Prompt - Exactly how many lines have the word "التالية"? Answer with the bare number.

::::::::::

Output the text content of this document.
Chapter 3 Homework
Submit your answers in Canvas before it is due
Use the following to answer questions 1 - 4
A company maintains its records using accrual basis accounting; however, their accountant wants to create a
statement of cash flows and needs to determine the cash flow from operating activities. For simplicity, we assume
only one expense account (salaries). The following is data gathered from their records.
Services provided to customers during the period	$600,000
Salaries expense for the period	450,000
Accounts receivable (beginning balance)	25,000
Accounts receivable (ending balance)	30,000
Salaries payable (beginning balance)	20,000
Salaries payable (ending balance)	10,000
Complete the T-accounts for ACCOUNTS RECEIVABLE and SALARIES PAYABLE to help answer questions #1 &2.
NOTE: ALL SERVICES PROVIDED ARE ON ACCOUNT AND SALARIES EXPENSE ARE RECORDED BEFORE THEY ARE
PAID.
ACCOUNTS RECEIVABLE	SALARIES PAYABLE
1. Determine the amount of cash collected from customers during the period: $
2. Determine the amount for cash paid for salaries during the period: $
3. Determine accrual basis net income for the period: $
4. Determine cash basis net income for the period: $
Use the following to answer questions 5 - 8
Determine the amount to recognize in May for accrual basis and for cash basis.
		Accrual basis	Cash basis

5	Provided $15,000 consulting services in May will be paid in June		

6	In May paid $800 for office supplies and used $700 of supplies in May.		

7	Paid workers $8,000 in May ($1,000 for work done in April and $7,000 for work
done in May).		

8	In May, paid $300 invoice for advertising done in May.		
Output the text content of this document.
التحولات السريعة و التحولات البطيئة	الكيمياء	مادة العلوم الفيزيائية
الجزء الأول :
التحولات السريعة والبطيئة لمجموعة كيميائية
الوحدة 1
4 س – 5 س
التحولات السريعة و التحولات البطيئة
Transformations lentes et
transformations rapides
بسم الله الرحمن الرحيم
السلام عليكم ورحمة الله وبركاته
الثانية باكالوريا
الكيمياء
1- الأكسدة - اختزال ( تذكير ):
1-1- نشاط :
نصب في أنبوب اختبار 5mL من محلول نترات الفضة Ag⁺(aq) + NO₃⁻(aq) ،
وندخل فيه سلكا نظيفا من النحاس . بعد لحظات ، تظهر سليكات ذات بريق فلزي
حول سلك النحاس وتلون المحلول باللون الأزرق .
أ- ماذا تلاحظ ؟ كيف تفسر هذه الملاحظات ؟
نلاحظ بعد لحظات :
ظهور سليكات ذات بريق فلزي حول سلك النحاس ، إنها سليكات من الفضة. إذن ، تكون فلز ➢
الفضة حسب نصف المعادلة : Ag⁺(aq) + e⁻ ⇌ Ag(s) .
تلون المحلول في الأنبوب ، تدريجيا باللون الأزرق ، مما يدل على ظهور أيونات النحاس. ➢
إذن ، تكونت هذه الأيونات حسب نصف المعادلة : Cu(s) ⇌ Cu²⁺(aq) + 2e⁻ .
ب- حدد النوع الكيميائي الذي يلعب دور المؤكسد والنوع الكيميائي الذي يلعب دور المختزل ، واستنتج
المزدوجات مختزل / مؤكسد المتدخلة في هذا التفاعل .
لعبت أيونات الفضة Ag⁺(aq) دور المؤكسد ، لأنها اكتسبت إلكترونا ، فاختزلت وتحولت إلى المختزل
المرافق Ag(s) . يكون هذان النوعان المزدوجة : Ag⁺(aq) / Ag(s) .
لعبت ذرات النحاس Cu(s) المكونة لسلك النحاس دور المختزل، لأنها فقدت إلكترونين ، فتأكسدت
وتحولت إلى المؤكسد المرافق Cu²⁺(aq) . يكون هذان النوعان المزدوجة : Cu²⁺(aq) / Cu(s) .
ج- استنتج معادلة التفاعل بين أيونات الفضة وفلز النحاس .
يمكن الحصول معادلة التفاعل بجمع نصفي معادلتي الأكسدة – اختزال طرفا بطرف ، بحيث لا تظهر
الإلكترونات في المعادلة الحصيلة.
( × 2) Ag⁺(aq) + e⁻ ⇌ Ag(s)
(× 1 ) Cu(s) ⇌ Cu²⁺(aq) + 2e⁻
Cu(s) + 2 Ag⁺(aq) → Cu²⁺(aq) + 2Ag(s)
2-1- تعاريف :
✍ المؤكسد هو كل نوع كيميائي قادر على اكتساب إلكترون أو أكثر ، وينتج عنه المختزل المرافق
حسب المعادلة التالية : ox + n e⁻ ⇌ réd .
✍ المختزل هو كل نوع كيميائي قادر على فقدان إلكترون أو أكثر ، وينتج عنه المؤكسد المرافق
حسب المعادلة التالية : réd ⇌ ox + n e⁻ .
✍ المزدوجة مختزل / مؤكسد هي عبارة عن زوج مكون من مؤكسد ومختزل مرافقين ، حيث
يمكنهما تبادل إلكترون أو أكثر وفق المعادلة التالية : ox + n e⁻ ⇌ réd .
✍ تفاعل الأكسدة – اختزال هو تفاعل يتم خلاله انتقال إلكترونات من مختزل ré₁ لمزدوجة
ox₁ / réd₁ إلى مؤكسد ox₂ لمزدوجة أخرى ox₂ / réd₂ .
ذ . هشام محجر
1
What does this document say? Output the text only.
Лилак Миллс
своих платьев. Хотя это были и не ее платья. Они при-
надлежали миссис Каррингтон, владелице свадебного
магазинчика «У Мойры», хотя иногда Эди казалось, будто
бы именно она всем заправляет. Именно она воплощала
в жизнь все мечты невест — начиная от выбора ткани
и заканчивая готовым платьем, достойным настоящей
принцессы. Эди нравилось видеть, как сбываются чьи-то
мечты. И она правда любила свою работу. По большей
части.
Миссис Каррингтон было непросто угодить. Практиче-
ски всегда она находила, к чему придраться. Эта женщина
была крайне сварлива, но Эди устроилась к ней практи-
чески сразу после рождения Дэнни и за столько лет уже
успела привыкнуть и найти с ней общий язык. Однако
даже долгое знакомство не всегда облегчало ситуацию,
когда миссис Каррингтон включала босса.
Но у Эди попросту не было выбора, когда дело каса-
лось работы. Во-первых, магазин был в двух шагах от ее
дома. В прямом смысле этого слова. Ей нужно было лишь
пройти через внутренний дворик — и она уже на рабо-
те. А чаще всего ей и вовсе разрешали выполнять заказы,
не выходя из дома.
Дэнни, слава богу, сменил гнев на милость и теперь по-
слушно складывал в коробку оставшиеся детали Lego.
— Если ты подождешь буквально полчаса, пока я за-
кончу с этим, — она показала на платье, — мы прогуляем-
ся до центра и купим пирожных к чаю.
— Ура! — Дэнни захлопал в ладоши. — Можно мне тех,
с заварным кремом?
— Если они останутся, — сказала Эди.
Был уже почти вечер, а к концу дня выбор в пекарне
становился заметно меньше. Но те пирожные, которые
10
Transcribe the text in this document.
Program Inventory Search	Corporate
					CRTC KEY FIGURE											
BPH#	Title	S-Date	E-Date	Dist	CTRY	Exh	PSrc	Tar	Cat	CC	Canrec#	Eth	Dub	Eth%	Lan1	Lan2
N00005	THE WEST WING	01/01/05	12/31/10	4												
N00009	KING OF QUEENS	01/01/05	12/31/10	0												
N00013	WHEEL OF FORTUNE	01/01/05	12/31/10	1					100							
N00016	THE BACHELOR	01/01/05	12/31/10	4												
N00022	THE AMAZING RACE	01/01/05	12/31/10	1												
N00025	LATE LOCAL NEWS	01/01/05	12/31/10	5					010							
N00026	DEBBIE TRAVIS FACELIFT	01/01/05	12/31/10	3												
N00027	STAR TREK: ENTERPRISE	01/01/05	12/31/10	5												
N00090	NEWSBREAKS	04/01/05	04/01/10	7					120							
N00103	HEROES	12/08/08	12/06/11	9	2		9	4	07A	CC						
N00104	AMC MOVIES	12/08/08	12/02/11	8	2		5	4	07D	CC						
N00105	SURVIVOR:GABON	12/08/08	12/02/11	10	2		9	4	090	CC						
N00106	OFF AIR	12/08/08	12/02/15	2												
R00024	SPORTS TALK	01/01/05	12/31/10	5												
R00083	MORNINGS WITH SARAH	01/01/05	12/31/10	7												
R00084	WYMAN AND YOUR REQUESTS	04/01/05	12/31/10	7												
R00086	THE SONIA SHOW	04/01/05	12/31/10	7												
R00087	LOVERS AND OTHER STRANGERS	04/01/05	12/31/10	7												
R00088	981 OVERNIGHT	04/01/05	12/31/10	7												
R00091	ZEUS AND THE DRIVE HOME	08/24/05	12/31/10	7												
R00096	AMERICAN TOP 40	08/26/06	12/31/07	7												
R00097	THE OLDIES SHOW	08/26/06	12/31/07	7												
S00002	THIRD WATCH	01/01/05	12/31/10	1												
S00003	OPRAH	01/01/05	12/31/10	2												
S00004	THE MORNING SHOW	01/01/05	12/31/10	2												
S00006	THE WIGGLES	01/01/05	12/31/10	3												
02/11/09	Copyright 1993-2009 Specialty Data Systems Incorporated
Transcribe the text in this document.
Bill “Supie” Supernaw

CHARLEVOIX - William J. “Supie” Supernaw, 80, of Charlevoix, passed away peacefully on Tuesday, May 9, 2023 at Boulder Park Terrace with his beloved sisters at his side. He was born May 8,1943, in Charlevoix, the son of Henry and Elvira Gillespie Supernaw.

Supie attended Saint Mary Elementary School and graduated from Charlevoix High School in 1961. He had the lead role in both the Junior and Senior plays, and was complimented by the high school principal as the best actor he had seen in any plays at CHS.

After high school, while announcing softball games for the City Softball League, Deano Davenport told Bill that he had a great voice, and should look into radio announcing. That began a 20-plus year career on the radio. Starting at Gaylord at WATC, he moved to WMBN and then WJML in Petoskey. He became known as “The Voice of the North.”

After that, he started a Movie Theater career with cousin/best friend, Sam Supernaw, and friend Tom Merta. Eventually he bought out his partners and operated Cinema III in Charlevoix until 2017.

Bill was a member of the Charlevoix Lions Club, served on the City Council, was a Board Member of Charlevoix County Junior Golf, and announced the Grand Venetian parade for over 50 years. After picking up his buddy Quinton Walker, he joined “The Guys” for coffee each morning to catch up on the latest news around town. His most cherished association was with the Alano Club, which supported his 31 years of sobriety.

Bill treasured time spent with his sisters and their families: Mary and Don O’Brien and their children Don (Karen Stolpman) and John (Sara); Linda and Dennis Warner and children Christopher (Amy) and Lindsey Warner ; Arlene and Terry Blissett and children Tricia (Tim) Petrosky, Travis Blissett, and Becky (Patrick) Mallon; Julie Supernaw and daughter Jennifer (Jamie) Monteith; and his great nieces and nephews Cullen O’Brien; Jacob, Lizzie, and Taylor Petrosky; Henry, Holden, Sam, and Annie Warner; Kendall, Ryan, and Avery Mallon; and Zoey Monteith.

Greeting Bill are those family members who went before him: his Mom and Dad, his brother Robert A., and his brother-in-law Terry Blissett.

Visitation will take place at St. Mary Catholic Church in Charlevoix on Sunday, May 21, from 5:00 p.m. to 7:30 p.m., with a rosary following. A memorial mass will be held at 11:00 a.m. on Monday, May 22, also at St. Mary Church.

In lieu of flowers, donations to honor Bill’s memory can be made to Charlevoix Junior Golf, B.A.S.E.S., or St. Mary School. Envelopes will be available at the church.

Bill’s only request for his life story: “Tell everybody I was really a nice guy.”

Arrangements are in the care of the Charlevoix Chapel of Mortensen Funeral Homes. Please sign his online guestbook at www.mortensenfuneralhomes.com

::::::::::

Exercise solution - 3